Below are entries; tally how many lines hold the string "detailed" and answer with only that figure.

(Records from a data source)

════

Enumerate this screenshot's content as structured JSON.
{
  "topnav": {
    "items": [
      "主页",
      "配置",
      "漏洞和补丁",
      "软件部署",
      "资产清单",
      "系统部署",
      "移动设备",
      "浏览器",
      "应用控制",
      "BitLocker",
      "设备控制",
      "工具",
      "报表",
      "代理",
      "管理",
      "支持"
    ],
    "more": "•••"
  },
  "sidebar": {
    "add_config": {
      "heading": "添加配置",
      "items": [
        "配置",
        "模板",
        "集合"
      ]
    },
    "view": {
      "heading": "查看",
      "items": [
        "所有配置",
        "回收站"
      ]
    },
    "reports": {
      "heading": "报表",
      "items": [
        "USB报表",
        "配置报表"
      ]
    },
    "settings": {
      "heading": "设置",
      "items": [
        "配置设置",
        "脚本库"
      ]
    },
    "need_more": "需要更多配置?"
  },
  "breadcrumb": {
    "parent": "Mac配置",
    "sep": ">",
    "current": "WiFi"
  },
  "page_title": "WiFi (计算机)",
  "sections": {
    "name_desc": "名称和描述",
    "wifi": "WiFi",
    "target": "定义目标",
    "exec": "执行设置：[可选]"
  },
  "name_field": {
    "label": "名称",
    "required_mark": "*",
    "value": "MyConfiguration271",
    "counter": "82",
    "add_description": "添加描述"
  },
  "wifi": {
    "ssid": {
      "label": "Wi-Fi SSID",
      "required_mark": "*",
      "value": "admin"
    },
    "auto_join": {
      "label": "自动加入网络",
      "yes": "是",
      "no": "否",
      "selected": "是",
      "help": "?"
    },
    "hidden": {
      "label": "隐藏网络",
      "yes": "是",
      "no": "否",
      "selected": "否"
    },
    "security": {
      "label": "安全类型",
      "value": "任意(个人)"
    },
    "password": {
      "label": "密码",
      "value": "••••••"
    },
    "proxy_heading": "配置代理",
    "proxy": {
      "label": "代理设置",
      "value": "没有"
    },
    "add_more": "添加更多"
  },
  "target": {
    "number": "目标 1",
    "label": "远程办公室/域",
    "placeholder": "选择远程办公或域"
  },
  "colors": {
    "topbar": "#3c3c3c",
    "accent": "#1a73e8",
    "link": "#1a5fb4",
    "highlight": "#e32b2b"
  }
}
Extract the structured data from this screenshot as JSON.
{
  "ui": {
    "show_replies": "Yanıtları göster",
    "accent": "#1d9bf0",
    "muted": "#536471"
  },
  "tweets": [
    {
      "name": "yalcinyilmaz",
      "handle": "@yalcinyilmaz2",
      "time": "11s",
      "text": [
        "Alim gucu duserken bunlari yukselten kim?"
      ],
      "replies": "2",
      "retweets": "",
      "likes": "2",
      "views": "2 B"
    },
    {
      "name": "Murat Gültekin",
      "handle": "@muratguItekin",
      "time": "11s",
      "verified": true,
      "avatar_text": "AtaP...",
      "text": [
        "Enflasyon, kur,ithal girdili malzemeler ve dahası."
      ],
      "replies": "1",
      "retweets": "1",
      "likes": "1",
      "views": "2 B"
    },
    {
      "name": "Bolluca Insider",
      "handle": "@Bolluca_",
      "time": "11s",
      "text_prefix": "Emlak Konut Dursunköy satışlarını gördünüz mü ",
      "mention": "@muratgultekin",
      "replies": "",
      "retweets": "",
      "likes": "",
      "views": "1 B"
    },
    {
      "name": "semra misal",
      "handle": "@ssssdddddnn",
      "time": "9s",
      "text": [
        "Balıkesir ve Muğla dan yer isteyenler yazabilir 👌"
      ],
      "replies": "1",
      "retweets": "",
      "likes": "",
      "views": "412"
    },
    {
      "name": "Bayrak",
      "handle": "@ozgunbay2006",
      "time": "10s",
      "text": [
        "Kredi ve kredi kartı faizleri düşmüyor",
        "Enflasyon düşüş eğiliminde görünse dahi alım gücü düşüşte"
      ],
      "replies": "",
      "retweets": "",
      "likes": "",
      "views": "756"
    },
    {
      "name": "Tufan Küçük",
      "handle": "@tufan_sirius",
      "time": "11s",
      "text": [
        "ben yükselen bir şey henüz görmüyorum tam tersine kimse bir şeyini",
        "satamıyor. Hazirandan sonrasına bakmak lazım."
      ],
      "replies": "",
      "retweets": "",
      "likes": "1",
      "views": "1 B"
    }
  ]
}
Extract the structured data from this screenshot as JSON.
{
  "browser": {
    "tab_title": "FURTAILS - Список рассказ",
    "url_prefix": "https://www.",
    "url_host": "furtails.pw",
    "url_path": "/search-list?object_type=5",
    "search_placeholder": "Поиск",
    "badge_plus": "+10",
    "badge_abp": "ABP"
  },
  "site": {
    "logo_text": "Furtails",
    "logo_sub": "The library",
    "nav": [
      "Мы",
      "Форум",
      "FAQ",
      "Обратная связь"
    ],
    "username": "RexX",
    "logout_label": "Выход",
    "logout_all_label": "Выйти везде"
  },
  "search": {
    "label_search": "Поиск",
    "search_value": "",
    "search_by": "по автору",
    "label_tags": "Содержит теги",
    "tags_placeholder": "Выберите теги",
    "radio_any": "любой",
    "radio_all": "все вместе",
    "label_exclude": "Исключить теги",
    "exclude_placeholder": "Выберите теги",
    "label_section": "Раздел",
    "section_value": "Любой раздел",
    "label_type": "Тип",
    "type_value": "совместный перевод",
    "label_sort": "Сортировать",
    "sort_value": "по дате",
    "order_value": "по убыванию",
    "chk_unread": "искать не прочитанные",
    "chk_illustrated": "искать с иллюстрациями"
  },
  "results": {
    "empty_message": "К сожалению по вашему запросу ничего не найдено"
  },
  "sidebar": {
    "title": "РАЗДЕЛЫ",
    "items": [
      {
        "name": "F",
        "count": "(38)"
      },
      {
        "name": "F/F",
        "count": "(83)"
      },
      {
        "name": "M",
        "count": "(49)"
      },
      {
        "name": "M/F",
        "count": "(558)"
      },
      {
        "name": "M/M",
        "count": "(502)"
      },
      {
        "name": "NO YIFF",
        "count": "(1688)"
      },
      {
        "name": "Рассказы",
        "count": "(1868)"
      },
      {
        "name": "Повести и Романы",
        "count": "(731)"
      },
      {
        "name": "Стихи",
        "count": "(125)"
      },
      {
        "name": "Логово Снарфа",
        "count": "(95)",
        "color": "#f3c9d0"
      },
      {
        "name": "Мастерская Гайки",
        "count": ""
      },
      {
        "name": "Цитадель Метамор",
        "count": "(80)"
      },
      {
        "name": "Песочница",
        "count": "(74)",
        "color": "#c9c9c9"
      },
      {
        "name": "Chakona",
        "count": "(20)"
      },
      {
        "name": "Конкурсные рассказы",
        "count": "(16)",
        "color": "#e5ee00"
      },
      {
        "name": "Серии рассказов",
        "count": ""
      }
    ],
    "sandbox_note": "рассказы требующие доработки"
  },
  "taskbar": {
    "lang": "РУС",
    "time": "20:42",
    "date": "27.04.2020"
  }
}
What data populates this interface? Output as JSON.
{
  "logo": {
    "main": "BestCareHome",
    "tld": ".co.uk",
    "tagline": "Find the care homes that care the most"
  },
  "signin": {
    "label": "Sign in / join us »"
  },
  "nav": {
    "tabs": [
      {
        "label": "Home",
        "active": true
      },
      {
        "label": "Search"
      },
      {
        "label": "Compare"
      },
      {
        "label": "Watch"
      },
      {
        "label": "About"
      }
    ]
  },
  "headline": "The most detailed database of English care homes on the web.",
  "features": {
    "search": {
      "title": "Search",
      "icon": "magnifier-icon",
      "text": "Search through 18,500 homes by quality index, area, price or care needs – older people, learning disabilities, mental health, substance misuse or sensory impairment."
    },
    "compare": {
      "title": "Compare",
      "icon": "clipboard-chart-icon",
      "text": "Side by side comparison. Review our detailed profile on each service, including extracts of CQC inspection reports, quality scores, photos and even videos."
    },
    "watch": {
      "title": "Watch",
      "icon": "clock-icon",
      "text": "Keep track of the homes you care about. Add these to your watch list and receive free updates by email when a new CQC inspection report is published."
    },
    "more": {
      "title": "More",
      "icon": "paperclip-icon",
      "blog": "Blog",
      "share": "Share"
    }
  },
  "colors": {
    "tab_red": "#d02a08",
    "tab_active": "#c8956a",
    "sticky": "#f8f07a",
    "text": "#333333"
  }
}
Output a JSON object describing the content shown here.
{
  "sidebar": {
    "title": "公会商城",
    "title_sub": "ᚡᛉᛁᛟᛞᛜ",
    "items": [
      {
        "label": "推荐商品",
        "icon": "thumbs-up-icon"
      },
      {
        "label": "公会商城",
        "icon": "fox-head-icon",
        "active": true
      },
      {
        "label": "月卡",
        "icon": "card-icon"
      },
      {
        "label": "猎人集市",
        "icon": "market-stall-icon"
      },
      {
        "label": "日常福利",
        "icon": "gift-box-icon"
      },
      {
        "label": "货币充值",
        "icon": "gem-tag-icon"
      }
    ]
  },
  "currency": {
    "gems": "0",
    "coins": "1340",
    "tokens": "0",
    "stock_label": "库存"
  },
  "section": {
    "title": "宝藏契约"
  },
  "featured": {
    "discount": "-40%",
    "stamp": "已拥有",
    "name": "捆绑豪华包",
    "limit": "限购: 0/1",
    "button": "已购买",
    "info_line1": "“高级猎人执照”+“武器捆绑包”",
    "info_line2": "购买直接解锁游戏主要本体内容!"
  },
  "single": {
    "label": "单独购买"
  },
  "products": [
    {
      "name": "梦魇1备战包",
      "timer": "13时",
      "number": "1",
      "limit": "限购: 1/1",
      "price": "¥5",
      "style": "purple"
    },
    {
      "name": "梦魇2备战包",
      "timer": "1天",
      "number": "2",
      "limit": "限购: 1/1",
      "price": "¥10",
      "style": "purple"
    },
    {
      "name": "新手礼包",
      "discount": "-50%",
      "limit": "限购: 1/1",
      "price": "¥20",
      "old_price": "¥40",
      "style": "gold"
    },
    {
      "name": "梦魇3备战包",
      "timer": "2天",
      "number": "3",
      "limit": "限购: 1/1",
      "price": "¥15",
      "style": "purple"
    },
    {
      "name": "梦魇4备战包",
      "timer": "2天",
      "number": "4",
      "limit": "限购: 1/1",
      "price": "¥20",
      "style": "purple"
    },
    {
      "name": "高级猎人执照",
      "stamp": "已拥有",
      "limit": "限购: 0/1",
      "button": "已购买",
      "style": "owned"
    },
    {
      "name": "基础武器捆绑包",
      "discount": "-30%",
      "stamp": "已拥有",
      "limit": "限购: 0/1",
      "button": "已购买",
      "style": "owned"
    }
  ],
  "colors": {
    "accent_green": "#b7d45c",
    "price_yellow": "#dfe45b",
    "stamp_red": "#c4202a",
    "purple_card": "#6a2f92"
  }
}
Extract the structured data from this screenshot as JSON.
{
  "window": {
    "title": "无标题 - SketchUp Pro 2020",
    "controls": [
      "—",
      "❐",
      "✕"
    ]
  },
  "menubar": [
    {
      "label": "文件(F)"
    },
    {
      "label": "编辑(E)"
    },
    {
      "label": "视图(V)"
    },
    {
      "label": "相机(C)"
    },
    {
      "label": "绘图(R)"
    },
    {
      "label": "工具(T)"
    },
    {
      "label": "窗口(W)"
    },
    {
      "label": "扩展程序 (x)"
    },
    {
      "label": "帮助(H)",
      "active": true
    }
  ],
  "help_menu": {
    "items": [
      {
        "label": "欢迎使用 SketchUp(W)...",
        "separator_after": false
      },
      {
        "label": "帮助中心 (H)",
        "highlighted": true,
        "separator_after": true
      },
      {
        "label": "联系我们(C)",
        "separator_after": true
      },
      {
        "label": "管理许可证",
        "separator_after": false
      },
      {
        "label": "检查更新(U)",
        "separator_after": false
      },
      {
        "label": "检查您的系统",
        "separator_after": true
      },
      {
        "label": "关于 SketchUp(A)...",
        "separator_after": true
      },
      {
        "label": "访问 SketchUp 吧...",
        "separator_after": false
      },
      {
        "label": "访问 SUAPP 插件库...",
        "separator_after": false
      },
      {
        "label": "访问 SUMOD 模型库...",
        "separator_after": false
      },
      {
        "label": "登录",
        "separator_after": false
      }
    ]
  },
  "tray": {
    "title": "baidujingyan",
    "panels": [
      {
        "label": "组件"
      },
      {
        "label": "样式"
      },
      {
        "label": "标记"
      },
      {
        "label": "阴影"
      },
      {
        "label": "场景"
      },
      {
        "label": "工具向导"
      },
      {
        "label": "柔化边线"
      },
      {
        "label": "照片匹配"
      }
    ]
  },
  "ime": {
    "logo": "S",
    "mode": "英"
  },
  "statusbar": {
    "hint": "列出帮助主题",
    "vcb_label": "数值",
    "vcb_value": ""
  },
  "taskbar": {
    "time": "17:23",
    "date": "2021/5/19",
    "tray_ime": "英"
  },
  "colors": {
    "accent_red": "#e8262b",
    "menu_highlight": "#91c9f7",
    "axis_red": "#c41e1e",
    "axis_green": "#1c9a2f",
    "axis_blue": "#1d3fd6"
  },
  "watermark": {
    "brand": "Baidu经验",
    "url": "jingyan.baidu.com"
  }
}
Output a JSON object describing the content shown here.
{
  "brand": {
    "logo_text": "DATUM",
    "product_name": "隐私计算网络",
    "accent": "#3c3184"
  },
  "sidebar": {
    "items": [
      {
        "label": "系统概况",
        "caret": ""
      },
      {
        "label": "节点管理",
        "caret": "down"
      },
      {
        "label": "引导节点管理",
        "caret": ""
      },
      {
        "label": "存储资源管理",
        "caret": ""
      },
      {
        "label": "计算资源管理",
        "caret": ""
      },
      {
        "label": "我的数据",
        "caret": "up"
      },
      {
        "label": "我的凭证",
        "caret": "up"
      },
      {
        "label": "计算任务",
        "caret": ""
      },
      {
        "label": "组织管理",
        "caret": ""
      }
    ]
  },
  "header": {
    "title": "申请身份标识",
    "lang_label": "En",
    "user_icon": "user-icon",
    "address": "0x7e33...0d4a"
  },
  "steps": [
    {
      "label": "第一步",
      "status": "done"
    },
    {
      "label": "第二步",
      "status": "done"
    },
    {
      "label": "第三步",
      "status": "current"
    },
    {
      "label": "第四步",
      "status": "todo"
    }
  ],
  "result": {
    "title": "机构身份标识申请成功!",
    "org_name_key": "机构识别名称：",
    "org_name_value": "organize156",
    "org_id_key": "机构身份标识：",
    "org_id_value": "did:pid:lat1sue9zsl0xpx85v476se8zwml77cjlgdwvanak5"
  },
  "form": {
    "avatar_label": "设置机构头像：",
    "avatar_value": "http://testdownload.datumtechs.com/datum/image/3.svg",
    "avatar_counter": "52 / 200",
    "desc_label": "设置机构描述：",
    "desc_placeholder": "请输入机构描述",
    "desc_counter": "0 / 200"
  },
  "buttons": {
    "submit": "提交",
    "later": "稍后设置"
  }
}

════

Full output
2